• TASK DESCRIPTION:
Give the number of lines that contain the string "xlabel", please, and nothing else.

• TASK INPUT:
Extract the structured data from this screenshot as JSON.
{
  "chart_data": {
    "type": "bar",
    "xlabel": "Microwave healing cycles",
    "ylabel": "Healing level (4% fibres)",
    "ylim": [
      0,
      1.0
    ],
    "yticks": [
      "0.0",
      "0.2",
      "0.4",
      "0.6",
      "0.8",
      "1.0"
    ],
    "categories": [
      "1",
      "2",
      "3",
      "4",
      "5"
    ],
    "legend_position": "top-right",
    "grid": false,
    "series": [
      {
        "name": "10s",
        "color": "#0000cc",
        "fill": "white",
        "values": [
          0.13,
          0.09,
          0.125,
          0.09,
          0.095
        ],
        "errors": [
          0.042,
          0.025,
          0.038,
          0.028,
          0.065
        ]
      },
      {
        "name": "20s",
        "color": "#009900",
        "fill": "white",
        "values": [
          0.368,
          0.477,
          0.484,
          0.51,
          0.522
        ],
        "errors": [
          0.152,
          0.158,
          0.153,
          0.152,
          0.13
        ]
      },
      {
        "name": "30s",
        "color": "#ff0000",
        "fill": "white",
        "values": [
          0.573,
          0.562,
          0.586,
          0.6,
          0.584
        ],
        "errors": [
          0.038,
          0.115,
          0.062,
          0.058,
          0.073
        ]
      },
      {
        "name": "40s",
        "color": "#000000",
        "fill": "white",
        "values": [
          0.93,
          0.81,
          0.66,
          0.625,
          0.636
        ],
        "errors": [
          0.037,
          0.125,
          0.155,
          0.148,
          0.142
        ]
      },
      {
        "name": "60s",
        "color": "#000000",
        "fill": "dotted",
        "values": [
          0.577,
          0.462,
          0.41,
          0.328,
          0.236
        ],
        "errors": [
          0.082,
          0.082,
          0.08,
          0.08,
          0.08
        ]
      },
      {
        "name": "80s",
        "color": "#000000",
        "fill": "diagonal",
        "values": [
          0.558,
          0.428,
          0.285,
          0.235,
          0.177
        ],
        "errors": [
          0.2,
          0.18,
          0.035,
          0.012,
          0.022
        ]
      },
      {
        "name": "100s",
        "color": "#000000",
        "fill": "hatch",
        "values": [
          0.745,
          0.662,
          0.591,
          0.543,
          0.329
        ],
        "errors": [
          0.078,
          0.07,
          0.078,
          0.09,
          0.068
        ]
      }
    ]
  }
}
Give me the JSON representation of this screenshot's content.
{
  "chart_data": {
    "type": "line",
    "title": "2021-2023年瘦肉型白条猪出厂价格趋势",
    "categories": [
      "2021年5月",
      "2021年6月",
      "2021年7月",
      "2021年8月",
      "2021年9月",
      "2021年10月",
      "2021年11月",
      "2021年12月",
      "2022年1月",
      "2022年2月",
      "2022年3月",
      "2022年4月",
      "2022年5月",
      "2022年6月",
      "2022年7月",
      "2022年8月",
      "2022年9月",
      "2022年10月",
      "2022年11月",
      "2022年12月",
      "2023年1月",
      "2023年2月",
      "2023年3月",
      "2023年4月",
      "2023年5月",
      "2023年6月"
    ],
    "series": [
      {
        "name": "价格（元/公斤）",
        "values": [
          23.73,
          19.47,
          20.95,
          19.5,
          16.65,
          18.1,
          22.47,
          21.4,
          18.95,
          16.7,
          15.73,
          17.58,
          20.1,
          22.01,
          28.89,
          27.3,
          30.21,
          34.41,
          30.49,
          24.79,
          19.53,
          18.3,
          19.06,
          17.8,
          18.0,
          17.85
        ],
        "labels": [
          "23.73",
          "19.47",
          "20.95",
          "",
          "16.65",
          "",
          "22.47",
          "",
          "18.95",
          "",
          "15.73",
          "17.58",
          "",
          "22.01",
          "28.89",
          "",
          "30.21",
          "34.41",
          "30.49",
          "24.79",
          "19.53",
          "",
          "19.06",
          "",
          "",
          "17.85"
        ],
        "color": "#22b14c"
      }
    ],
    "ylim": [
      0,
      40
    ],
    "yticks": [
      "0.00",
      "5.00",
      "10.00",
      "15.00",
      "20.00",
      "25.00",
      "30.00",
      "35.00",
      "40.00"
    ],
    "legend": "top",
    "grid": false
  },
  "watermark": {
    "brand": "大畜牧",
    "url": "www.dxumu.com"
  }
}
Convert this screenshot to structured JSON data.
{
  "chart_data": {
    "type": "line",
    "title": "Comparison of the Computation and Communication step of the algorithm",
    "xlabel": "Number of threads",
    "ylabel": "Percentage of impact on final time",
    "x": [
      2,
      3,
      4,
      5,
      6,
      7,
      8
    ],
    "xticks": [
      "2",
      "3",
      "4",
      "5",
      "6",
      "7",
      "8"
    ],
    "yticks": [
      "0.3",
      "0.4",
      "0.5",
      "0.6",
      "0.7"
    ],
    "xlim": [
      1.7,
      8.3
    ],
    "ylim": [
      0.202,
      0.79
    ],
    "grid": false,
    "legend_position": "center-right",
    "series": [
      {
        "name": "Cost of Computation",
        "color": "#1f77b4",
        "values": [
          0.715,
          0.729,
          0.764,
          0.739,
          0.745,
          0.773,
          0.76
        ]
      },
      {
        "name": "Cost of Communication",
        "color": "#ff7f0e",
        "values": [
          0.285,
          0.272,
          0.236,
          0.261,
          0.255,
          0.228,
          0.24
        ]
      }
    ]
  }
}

• THE SOLUTION:
2